→ QUOTED PASSAGE:
To James Madison from Thomas Jefferson, 22 June 1817

From Thomas Jefferson

Monticello June 22. 17.

Dear Sir

In two packages, distinct from this letter, I return you your father’s meteorological diaries,1 which you were so kind as to lend me, and a piece on paper money recieved from you some time ago.2 From the former I have made out tables of rain and snow, and a calendar of animal and vegetable matters announcing the advance of seasons. Having now compleated 7. years of observations since my return home, I have drawn such general results from them in the form of tables and otherwise, as may be comprehended by the mind, & retained by the memory. They constitute an estimate of our climate, the only useful object to which they can be applied. I inclose you a copy of both.3

I have for some time been very anxious to pay you a visit: but mrs. Randolph4 wishing to join in it, and detained by the daily expectation of the measles appearing among her children, it has been put off until I am now within 2 or 3. days of setting out for my harvest in Bedford to be absent 3. weeks; and as I shall pass the months of Aug. & Sep. there, we must pay our visit in July, after the harvest is over. When here an observation fell from you once or twice which did not strike me at the time, but reflection afterwards led me to hope it had meaning; and that you thought of applying your retirement to the best use possible, to a work which we have both long wished to see well done, and which we thought at one time would have been done.5 My printed materials are all gone to Washington, but those in letters & notes & memms. remain with me, are very voluminous, very full, and shall be entirely at your command. But this subject can be fathomed only in conversation, and must therefore await the visit. We just learn the desperate situation of young Eston Randolph son of T. E. Randolph our neighbor;6 the two families being in their intercourse and relations almost as one, fills that of Monticello with affliction. He had just landed at Baltimore from an East India voyage. Ever & affectionately yours.

Th: Jefferson

RC (DLC: Rives Collection, Madison Papers); FC (DLC: Jefferson Papers). RC docketed by JM.

1For a description of the weather records kept by the Madison family in the 1780s and 1790s, see Meteorological Journal for Orange County, Virginia, in Madison’s Hand, PJM description begins William T. Hutchinson et al., eds., The Papers of James Madison (1st ser., vols. 1–10, Chicago, 1962–77, vols. 11–17, Charlottesville, Va., 1977–91). description ends , 8:514–15.

→ LISTING:
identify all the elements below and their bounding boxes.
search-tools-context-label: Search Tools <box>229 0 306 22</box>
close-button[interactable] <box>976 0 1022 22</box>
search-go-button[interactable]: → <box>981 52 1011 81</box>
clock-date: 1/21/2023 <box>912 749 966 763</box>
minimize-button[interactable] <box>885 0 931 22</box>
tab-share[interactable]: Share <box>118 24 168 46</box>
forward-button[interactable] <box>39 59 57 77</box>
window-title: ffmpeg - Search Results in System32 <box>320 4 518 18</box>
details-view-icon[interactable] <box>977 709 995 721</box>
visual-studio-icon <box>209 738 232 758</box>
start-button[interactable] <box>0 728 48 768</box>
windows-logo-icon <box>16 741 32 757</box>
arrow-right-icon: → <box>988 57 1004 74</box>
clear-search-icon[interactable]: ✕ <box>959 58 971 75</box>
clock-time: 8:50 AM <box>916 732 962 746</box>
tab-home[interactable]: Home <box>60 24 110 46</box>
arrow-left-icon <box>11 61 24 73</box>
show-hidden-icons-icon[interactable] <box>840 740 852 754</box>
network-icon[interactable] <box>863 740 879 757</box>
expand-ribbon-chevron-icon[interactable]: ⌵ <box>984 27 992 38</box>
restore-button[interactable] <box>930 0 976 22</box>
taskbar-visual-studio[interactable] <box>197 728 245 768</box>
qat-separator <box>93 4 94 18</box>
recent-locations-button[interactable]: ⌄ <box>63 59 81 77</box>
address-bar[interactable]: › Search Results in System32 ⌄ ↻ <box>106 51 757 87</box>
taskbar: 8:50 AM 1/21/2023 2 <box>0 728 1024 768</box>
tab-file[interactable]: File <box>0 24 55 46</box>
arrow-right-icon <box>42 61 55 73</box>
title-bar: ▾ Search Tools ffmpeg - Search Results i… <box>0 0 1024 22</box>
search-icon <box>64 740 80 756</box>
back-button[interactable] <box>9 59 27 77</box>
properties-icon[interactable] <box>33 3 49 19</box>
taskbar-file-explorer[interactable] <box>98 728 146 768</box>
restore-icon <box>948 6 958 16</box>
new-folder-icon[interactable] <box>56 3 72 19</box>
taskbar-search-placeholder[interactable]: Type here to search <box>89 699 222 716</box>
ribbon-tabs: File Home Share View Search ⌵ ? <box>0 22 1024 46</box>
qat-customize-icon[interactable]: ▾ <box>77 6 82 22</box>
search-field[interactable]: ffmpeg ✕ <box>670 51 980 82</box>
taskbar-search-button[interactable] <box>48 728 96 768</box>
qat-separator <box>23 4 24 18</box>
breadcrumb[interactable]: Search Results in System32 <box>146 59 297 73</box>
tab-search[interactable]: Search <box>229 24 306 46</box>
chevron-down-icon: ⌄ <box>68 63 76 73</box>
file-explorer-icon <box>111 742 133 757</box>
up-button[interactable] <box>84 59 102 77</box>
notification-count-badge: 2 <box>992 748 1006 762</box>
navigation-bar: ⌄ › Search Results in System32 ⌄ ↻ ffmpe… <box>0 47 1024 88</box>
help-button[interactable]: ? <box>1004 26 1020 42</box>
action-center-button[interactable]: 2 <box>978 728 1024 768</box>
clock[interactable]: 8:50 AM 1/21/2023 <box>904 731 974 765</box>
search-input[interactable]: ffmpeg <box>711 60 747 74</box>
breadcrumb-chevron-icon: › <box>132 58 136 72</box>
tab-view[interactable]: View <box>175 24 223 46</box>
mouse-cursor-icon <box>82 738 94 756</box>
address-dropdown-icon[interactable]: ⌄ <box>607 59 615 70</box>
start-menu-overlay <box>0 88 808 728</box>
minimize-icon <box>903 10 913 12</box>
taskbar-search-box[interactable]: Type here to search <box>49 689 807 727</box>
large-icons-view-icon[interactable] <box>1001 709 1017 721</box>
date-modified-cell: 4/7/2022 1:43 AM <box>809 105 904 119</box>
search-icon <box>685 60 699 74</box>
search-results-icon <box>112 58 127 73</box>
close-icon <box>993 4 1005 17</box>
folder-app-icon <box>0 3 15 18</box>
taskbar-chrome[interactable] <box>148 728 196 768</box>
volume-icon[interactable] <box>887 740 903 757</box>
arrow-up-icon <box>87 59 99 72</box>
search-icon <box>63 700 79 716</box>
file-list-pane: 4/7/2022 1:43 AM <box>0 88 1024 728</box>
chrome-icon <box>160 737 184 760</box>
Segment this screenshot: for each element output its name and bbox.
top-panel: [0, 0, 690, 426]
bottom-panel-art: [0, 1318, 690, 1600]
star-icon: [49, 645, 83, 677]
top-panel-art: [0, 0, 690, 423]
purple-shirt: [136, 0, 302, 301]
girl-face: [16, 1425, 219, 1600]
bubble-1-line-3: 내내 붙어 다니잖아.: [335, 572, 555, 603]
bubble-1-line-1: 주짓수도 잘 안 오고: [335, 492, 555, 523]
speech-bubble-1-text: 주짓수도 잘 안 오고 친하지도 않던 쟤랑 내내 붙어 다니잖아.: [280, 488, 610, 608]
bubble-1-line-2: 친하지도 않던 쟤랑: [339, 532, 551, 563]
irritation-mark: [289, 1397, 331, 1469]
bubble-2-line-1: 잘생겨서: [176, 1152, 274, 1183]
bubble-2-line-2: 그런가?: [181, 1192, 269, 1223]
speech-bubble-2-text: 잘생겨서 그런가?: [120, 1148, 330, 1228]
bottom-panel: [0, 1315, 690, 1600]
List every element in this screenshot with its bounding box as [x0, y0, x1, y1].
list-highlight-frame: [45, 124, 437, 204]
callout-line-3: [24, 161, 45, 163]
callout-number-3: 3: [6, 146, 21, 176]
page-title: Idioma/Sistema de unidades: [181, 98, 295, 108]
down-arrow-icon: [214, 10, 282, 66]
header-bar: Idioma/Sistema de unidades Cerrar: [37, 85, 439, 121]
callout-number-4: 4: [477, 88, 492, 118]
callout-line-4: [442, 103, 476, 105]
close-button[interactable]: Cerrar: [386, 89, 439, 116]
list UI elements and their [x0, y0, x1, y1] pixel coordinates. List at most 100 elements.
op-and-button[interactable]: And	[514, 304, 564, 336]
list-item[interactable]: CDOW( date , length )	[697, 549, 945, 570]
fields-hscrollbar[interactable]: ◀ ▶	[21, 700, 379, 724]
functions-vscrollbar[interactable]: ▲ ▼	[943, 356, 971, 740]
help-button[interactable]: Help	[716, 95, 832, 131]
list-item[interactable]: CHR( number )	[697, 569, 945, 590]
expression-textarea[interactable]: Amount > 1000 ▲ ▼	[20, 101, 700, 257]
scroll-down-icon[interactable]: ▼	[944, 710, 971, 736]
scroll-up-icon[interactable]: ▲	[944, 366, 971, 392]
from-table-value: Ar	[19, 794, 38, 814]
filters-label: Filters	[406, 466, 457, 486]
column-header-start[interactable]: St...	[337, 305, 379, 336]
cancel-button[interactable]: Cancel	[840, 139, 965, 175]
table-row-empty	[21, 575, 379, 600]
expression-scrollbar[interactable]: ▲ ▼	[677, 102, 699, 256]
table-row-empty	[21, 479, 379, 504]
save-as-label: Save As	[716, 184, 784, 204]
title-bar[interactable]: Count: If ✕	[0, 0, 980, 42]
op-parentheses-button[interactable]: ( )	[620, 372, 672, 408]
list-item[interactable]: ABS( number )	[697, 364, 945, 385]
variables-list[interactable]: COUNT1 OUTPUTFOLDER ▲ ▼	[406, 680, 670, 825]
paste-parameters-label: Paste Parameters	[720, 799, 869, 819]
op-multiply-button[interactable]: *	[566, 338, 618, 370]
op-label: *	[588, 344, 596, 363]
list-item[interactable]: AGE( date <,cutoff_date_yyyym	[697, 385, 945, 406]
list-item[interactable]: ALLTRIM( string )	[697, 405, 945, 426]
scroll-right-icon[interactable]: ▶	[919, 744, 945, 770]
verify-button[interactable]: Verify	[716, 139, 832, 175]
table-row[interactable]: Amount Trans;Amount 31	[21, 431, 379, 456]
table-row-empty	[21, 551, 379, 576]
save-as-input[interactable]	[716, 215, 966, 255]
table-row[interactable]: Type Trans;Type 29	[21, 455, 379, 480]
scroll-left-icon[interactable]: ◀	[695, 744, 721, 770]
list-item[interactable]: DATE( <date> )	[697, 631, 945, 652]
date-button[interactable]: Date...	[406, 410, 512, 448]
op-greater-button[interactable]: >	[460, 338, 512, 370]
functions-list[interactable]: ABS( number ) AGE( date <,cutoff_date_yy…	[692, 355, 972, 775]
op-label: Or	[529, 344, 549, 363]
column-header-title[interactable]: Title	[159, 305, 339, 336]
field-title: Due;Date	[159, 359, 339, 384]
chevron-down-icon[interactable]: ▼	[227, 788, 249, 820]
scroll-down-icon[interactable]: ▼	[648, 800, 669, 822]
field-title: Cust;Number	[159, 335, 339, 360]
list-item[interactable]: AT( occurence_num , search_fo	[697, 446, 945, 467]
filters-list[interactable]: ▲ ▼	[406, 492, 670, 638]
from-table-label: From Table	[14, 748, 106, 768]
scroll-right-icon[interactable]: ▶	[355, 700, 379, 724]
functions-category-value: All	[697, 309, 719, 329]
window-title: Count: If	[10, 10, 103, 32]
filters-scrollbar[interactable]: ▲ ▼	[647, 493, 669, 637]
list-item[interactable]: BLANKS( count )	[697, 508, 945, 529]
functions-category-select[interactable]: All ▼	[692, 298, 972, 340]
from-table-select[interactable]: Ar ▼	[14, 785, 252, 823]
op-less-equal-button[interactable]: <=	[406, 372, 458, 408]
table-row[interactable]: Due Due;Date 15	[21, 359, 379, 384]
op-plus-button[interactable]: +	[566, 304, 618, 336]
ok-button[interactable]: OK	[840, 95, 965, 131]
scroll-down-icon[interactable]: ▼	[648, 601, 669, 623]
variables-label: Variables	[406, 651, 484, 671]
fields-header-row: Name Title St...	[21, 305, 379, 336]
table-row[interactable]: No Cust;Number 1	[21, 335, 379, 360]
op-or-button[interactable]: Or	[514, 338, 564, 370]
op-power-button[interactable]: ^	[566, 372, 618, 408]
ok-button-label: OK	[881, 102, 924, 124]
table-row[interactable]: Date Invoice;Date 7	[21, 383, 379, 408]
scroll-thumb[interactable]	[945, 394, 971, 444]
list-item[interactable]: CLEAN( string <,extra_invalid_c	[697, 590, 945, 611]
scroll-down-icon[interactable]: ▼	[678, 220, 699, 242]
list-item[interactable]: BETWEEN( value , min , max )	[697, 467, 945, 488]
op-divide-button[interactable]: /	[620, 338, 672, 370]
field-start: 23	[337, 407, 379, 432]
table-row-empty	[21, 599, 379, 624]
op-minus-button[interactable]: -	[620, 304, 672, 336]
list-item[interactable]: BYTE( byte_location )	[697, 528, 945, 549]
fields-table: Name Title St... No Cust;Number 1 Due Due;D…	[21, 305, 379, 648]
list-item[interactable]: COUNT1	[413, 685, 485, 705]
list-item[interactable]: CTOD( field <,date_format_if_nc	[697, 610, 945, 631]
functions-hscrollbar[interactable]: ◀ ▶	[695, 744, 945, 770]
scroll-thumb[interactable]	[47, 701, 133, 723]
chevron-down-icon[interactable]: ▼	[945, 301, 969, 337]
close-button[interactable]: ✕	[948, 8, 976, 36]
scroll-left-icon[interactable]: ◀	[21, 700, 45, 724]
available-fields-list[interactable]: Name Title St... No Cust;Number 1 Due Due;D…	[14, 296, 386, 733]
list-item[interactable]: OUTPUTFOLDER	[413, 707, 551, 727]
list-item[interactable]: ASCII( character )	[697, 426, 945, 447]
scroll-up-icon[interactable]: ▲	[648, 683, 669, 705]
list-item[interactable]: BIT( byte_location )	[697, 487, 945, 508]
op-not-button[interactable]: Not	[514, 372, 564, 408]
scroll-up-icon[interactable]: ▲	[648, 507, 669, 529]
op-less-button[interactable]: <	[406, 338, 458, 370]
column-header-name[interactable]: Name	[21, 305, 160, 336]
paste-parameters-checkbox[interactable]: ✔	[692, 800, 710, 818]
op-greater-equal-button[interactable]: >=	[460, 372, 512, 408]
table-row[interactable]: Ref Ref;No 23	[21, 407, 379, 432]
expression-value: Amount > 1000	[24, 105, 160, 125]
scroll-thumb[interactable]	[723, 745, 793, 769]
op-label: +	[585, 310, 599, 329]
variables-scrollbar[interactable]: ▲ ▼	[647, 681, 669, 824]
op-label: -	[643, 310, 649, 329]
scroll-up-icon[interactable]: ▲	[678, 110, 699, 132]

→ GIVEN INSTRUCTION: Extend the 1817 letter from Jefferson to Madison past its last line.

→ EXERCISE RESPONSE:
2The “piece on paper money” was almost certainly Homo’s Letters on a National Currency (Washington, 1817; Shaw and Shoemaker description begins R. R. Shaw and R. H. Shoemaker, comps., American Bibliography: A Preliminary Checklist for 1801–1819 (22 vols.; New York, 1958–66). description ends 41080), a copy of which the author, Thomas Law, had sent JM in February (Law to JM, 1 Feb. 1817 [first letter, DLC]). Madison’s copy of this pamphlet is in the Madison Collection, Special Collections, University of Virginia Library.

3Enclosures not found. The weather observations that Jefferson referred to are published in Edwin Morris Betts, ed., Thomas Jefferson’s Garden Book, 1766–1824 (Philadelphia, 1944), 622–28.

4Martha Jefferson Randolph (1772–1836), daughter of Thomas Jefferson and wife of Thomas Mann Randolph Jr., was a good friend of Dolley Payne Madison (Edwin Morris Betts and James Adam Bear Jr., eds., The Family Letters of Thomas Jefferson [Columbia, Mo., 1966], 15).

5Jefferson referred to “a piece of work” that he and JM had “cut out” for Joel Barlow, which was “to write the history of the United States, from the close of the War downwards.” Although Barlow made some preparations for such a work, his death in 1812 ended his participation in the project (Jefferson to Barlow, 3 May 1802, Paul Leicester Ford, ed., The Writings of Thomas Jefferson [10 vols.; New York, 1892–99], 8:151; PJM-PS description begins Robert A. Rutland et al., eds., The Papers of James Madison: Presidential Series (6 vols. to date; Charlottesville, Va., 1984—). description ends , 5:455 n. 1).

6Thomas Eston Randolph, a brother-in-law of Thomas Mann Randolph Jr., lived at Glenmore in Albemarle County, Virginia, 1803–10, and then at Ashton until 1826 (James A. Bear Jr. and Lucia C. Stanton, eds., Jefferson’s Memorandum Books: Accounts, with Legal Records and Miscellany, 1767–1826 [2 vols.; Princeton, 1997], 2:1156 n. 74; Woods, Albemarle County in Virginia, 303). His son, William Eston Randolph, died on 16 June 1817 in Baltimore “after a short illness” (Baltimore Patriot & Mercantile Advertiser, 17 June 1817).